# Given entries:
★ ★ ★
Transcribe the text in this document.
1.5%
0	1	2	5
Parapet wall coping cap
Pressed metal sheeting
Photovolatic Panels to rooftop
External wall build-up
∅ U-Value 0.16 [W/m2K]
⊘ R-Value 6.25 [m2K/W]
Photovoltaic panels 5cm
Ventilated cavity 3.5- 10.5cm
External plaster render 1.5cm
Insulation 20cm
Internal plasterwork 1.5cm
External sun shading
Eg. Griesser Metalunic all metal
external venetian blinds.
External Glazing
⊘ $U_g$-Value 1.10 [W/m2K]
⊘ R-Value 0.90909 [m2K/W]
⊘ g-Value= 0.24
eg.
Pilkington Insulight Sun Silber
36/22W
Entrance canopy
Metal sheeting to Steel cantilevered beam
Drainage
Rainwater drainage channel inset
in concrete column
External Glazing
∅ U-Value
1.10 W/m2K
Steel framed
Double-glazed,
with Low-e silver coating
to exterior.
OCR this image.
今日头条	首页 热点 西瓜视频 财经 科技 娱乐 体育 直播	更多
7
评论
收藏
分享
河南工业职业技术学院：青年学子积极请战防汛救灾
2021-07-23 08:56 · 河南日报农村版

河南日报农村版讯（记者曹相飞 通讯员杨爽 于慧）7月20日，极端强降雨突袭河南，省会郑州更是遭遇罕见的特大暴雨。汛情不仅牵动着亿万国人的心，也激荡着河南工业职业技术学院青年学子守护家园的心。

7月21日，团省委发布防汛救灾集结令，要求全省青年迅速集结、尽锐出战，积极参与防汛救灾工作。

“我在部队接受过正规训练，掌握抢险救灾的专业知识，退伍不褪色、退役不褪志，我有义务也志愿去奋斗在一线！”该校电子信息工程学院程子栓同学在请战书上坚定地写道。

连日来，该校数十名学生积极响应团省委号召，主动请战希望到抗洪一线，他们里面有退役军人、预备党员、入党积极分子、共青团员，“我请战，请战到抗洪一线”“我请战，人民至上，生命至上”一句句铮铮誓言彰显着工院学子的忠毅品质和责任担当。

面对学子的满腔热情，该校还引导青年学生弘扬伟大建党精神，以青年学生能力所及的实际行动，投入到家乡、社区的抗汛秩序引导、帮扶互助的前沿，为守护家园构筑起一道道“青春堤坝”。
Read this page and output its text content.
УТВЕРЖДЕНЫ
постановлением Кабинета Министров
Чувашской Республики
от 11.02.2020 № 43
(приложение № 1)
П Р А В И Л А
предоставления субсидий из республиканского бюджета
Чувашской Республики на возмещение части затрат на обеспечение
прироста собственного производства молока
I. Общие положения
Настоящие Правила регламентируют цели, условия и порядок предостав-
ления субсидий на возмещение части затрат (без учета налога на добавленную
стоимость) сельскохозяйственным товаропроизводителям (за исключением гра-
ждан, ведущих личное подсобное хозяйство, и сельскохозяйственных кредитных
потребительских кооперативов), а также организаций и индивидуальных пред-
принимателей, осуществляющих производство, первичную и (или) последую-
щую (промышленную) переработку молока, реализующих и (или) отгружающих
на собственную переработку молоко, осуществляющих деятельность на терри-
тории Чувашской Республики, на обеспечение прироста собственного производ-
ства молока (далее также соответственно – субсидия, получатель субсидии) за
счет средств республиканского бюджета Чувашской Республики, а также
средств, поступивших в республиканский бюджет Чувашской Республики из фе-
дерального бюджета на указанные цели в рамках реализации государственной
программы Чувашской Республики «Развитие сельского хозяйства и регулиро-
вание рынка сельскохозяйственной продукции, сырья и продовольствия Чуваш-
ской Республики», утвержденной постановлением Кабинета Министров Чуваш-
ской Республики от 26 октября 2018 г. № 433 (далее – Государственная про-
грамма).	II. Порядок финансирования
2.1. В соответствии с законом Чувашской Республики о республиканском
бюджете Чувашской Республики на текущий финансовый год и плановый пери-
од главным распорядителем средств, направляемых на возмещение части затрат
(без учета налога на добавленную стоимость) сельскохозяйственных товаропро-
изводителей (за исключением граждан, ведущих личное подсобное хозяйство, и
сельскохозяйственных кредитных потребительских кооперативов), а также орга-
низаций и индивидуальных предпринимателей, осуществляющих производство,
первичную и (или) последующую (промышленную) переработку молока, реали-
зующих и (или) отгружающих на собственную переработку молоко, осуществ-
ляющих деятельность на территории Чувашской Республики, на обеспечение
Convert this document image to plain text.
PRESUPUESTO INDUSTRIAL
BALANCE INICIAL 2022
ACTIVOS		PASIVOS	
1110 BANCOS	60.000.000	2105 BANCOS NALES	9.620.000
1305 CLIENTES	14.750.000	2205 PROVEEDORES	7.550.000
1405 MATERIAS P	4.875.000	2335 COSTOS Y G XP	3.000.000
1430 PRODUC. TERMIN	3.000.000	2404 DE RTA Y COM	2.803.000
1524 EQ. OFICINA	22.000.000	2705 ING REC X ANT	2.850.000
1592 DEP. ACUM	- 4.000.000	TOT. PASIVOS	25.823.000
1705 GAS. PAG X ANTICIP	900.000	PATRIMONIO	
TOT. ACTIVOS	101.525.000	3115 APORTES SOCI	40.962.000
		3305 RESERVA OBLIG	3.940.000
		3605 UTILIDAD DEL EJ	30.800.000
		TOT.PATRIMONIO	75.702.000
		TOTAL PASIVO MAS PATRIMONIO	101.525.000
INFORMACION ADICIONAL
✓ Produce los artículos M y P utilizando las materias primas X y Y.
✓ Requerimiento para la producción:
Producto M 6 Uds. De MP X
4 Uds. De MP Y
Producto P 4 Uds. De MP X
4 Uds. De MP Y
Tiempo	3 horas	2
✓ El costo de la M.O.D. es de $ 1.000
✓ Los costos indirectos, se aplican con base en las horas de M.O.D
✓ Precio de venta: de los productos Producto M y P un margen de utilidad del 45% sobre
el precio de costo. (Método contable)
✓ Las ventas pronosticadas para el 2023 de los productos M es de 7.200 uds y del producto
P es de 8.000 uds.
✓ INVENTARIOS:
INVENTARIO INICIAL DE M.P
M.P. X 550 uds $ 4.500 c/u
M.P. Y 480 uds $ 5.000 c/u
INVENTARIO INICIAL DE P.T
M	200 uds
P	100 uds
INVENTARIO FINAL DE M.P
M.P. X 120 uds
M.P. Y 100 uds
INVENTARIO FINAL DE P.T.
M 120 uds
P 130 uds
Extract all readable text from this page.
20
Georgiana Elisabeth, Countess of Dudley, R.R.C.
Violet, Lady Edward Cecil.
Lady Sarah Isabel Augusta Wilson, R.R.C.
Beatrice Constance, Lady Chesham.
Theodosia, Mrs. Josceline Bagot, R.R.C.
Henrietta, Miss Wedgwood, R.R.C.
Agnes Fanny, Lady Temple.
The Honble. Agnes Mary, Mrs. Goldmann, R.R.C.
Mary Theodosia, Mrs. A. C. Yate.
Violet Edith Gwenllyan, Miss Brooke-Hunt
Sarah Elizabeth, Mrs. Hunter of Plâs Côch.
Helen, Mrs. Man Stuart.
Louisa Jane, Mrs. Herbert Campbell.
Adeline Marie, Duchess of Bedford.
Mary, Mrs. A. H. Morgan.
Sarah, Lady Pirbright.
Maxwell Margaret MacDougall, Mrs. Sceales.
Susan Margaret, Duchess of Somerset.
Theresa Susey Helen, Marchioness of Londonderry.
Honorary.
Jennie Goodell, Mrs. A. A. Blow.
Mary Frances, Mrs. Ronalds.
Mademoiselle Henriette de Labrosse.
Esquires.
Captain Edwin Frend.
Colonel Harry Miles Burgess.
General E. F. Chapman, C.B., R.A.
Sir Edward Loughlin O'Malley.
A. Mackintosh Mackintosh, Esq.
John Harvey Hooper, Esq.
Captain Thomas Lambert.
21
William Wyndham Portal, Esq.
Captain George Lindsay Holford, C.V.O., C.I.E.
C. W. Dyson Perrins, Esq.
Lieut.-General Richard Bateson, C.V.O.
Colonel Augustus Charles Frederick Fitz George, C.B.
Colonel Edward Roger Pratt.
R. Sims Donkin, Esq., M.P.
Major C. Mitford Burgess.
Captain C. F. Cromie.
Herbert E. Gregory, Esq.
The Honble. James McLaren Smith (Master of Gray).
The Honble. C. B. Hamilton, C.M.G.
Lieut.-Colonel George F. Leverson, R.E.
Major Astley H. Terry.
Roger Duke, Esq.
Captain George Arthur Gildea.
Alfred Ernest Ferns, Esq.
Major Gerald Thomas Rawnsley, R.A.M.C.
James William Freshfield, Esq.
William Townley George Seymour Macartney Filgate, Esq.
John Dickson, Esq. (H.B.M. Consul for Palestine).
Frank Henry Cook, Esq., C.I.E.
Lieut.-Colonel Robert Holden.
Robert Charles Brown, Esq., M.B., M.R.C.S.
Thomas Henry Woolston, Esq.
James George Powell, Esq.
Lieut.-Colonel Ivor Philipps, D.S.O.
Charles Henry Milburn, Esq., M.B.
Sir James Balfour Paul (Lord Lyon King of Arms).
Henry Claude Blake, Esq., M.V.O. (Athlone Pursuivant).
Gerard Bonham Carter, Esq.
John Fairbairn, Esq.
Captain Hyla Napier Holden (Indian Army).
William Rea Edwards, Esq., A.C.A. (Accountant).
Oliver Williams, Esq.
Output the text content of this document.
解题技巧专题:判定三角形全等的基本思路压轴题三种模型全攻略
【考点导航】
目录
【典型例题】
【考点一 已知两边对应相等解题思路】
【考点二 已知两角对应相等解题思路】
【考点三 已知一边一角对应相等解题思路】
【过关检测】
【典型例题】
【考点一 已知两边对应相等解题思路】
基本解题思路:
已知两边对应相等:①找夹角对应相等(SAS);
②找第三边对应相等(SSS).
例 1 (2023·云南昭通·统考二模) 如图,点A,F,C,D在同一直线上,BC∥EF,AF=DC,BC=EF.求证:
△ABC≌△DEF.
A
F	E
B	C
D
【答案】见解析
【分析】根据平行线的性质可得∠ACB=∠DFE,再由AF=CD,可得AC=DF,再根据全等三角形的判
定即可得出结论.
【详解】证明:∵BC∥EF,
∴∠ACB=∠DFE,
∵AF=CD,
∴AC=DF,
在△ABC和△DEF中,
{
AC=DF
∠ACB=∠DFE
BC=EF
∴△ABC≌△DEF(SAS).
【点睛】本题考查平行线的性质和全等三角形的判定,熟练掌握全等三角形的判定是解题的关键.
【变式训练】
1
★ ★ ★
# Direction:
Collect each line containing the string "возмещение".

# Full output:
Чувашской Республики на возмещение части затрат на обеспечение
ления субсидий на возмещение части затрат (без учета налога на добавленную
од главным распорядителем средств, направляемых на возмещение части затрат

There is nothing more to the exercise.